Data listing

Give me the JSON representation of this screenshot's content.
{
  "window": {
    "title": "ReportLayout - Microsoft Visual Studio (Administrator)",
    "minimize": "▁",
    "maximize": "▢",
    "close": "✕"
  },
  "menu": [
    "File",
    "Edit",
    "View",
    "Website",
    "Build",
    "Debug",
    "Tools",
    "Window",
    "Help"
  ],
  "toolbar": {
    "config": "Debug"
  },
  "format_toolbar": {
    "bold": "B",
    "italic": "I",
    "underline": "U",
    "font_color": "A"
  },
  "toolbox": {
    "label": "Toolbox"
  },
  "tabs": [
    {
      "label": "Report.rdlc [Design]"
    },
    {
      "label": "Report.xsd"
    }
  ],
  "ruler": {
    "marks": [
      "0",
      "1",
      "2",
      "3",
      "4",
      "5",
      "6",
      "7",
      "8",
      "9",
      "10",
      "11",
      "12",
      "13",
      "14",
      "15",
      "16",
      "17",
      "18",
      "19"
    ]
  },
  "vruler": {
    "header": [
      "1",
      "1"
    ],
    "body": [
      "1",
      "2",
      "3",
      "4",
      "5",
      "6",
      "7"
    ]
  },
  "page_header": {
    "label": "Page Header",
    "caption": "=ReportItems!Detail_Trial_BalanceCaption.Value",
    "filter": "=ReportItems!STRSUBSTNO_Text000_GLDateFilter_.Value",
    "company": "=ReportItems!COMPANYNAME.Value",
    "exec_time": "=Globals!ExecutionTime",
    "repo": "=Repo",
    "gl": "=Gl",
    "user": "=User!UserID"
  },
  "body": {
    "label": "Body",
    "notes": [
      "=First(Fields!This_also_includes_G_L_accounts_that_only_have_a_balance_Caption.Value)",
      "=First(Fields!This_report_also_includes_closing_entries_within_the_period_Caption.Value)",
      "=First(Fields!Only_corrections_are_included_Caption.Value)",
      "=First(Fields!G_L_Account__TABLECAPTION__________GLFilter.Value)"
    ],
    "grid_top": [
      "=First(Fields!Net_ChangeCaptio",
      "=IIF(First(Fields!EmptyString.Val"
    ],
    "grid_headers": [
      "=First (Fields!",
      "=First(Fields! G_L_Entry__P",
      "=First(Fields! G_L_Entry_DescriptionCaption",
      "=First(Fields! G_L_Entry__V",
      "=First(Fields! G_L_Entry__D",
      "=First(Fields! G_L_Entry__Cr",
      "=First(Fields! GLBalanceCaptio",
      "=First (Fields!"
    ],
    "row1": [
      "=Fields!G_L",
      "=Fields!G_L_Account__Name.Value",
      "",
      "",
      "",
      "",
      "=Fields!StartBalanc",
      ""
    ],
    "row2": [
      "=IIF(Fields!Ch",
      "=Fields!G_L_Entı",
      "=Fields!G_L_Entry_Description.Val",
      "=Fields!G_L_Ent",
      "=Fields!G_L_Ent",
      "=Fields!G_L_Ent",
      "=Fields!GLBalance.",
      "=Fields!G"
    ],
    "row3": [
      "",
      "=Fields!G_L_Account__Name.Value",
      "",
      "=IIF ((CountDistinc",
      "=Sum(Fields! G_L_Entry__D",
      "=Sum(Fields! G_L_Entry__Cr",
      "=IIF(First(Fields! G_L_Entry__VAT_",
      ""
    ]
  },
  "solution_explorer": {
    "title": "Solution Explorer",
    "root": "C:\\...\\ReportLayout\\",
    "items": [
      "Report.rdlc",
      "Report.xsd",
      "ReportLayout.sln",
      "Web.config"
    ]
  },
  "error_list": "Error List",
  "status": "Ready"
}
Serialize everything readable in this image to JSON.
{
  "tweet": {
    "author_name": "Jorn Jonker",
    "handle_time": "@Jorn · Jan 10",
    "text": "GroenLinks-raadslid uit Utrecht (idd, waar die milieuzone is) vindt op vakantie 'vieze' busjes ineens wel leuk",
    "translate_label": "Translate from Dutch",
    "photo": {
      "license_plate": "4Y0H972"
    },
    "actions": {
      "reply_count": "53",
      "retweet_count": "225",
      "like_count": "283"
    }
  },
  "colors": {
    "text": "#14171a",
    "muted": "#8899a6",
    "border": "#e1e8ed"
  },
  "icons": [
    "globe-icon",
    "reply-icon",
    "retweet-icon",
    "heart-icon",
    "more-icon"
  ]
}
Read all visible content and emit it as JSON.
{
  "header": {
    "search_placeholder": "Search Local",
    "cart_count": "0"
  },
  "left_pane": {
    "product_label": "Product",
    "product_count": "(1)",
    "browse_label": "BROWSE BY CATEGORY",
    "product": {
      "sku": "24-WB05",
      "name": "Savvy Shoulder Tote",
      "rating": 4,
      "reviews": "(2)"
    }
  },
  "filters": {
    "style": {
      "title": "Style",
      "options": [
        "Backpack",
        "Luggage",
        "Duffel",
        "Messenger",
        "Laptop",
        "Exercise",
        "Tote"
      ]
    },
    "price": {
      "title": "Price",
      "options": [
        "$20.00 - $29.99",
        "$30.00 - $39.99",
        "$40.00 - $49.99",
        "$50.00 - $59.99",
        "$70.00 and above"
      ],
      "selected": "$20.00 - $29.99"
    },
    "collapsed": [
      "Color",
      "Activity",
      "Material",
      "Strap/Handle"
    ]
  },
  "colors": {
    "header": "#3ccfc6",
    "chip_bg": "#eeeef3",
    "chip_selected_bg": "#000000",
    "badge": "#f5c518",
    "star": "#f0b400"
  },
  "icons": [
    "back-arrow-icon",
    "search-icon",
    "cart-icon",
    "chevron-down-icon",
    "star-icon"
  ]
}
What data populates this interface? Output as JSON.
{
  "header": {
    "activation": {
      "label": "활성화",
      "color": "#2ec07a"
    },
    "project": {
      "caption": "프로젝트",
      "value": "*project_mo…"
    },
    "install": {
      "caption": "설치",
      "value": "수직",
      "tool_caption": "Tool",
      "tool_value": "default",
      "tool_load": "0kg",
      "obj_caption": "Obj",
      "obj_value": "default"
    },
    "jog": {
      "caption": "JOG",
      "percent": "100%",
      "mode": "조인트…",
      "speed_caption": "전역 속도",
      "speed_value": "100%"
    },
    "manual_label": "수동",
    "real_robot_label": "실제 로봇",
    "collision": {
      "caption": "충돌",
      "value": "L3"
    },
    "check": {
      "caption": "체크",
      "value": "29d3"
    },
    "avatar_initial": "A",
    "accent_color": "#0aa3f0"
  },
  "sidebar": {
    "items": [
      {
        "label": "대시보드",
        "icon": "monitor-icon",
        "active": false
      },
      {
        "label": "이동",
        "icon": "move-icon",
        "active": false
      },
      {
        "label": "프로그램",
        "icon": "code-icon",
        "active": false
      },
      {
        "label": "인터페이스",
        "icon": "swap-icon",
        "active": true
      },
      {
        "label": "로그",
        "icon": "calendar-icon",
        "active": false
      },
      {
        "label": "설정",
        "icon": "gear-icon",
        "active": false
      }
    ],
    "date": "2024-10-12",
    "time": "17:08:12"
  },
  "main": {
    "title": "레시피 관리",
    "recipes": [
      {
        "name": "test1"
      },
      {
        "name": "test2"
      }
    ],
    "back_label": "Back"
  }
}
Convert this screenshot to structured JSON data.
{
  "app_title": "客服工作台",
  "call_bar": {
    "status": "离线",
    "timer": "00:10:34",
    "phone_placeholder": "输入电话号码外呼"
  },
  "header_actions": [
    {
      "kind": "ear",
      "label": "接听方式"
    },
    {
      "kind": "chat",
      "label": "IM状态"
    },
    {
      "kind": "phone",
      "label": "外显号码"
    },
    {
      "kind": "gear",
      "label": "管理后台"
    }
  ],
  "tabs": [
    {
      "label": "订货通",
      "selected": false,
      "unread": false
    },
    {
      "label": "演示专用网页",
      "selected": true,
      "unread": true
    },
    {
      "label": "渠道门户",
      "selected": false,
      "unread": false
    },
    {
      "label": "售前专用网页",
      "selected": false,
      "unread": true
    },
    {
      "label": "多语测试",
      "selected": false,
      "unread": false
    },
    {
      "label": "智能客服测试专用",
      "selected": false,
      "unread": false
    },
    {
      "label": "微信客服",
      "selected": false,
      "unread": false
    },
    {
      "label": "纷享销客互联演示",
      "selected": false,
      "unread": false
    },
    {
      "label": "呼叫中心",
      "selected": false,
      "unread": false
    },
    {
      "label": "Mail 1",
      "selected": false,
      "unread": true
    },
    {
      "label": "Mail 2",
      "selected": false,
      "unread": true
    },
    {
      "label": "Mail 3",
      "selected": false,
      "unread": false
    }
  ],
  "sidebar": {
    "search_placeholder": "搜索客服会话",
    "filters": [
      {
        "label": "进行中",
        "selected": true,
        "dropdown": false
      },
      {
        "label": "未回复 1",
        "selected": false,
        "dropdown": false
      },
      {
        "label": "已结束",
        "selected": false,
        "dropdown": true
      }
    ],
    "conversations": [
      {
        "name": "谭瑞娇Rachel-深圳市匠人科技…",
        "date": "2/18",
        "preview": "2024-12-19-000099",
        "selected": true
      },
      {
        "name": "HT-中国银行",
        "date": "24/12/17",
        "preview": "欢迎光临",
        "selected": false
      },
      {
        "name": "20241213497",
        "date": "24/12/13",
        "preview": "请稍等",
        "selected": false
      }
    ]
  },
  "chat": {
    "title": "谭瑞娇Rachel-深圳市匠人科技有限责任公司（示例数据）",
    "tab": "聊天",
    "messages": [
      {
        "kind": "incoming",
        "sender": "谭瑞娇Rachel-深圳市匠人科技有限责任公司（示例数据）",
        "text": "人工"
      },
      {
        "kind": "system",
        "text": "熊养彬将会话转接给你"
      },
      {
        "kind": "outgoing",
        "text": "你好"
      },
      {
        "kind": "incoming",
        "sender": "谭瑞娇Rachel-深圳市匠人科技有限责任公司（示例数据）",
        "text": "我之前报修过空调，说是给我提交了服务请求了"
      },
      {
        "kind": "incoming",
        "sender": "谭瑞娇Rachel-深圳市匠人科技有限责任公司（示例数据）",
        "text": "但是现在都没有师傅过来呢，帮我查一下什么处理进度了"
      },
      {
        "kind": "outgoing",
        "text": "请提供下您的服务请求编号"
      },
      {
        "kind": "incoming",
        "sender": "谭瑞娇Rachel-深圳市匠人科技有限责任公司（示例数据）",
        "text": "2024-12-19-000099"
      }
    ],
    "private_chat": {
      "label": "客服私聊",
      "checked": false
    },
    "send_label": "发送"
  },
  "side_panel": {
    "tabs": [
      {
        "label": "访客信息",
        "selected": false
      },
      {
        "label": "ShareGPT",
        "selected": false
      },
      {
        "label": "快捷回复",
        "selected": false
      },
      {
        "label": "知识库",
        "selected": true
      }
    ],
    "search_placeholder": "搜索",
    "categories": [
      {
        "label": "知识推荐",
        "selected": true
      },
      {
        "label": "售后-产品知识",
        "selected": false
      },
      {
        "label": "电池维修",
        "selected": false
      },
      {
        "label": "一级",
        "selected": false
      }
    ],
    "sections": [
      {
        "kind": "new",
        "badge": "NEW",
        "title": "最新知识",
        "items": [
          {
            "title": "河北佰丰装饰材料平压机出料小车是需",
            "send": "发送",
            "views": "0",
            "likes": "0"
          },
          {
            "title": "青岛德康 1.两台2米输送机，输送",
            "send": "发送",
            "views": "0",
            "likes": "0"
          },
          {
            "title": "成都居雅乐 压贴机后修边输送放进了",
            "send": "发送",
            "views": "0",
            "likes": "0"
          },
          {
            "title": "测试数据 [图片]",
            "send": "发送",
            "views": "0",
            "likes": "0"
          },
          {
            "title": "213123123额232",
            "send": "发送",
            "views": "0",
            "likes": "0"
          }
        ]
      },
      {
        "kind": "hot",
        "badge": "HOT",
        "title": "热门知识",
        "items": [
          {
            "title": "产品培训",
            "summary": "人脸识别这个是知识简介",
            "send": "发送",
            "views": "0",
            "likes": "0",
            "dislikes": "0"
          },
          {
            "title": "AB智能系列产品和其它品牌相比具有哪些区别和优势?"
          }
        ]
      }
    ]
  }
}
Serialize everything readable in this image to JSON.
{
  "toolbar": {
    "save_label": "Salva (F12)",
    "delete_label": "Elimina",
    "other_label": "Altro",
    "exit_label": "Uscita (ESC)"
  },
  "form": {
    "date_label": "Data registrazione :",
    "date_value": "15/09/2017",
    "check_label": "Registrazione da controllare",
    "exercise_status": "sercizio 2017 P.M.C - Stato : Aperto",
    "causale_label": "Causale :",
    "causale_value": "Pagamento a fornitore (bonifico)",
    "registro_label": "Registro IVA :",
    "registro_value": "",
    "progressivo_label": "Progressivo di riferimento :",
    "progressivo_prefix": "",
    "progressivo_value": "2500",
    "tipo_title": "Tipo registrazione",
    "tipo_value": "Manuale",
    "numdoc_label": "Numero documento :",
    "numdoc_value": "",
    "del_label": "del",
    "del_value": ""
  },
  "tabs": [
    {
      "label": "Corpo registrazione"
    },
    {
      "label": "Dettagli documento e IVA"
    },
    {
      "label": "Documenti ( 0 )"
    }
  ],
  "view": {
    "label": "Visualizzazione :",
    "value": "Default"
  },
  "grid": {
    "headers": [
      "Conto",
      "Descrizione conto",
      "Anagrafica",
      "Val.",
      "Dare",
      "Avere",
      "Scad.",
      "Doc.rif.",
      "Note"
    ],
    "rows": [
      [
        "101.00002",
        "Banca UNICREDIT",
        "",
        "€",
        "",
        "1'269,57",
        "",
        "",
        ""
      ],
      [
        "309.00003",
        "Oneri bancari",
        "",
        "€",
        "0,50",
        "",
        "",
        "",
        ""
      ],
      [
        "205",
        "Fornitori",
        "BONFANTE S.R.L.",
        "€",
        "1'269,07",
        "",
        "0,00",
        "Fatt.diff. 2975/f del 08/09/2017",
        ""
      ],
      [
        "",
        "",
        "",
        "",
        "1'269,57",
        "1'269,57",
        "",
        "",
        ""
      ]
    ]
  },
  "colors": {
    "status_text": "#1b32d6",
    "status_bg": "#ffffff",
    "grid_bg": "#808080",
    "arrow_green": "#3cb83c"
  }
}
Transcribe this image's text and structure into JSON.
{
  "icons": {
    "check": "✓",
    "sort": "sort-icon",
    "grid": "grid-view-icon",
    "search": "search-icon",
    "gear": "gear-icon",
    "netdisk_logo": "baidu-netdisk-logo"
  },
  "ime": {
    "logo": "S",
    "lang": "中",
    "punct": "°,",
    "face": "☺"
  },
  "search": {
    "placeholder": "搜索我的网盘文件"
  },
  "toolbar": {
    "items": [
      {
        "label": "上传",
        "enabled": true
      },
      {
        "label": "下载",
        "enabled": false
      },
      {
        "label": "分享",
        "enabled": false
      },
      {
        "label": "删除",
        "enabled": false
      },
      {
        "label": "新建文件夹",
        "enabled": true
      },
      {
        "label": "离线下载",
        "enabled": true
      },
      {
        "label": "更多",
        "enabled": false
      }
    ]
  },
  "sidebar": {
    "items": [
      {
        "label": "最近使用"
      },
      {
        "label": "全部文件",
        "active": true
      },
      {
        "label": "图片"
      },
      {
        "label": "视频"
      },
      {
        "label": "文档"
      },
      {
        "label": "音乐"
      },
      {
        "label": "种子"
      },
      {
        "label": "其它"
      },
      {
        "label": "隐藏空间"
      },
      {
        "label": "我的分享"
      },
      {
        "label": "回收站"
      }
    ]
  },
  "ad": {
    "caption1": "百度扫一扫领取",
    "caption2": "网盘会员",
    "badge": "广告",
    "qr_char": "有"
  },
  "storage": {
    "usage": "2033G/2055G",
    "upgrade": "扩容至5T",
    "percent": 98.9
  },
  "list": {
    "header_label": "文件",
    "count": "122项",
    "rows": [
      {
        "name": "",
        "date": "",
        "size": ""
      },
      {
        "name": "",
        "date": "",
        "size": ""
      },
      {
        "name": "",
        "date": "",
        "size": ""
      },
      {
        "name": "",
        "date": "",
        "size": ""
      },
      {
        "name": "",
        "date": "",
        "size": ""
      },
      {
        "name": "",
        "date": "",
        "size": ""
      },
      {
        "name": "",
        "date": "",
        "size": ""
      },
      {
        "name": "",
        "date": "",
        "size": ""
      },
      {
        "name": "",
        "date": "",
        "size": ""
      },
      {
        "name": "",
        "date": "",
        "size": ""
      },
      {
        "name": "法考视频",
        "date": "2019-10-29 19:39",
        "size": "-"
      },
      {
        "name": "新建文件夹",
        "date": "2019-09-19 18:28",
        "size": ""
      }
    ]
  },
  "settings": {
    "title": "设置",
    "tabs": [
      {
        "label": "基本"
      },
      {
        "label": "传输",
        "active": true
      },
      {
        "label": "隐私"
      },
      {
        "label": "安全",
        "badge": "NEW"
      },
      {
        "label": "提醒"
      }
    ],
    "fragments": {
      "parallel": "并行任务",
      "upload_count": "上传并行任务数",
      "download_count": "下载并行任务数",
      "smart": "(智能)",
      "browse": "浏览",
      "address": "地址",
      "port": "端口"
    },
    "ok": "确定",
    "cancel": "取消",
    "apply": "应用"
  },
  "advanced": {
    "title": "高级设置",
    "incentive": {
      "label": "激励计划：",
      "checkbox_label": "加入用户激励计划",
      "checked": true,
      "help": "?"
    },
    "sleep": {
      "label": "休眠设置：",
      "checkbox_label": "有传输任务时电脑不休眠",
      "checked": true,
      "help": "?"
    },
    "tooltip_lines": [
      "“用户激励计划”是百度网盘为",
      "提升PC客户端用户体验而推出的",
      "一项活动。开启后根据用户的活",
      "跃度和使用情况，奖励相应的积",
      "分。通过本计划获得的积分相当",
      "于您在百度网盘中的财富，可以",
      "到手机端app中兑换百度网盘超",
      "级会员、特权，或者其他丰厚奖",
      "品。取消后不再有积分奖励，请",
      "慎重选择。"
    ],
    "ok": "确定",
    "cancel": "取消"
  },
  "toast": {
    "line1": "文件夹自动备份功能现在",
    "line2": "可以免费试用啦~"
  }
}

- _SET PROBLEM_: Give only the number of lines in the data that hold the string "ReportLayout".

- _EXERCISE ANSWER_: 3